REQUIRED WORK: Copy each line below in which the word "Магаданской" occurs.

PROVIDED RECORDS:
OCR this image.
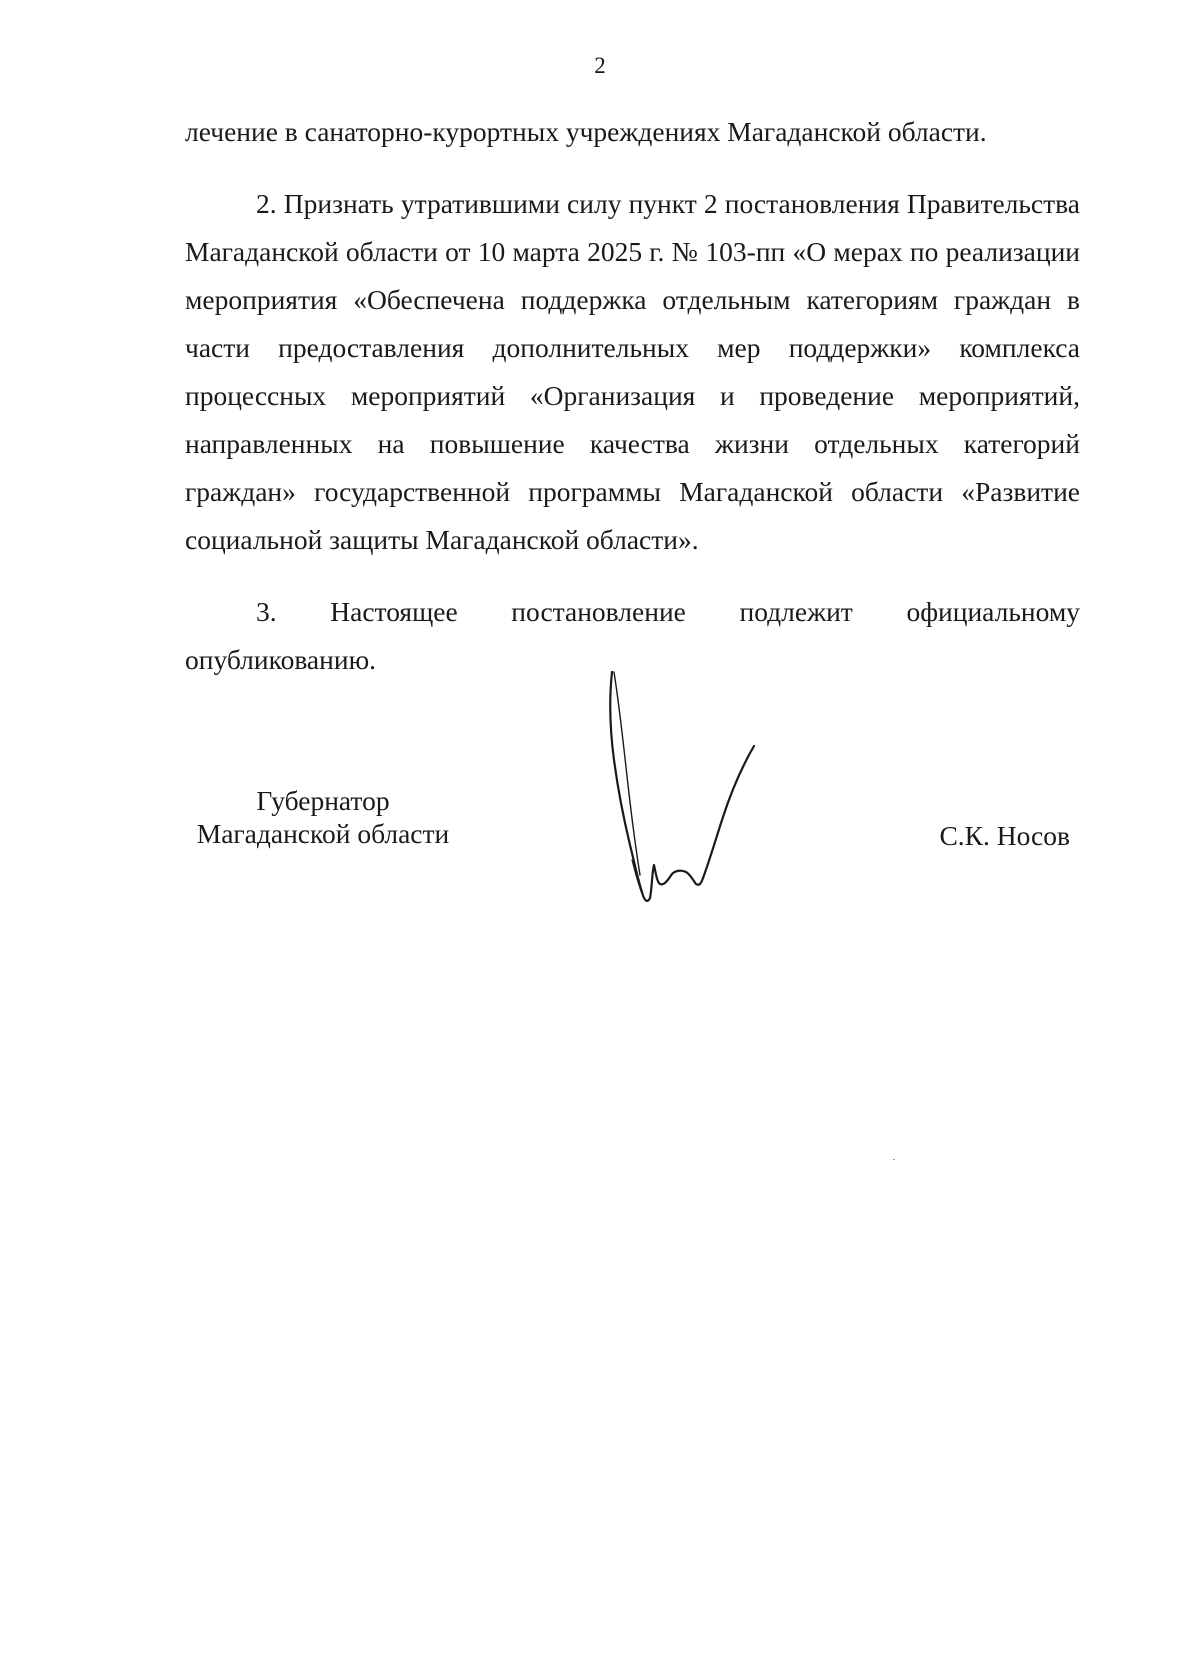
2

лечение в санаторно-курортных учреждениях Магаданской области.

2. Признать утратившими силу пункт 2 постановления Правительства Магаданской области от 10 марта 2025 г. № 103-пп «О мерах по реализации мероприятия «Обеспечена поддержка отдельным категориям граждан в части предоставления дополнительных мер поддержки» комплекса процессных мероприятий «Организация и проведение мероприятий, направленных на повышение качества жизни отдельных категорий граждан» государственной программы Магаданской области «Развитие социальной защиты Магаданской области».

3. Настоящее постановление подлежит официальному опубликованию.

Губернатор
Магаданской области	С.К. Носов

RESULT OF THE EXERCISE:
лечение в санаторно-курортных учреждениях Магаданской области.
2. Признать утратившими силу пункт 2 постановления Правительства Магаданской области от 10 марта 2025 г. № 103-пп «О мерах по реализации мероприятия «Обеспечена поддержка отдельным категориям граждан в части предоставления дополнительных мер поддержки» комплекса процессных мероприятий «Организация и проведение мероприятий, направленных на повышение качества жизни отдельных категорий граждан» государственной программы Магаданской области «Развитие социальной защиты Магаданской области».
Магаданской области	С.К. Носов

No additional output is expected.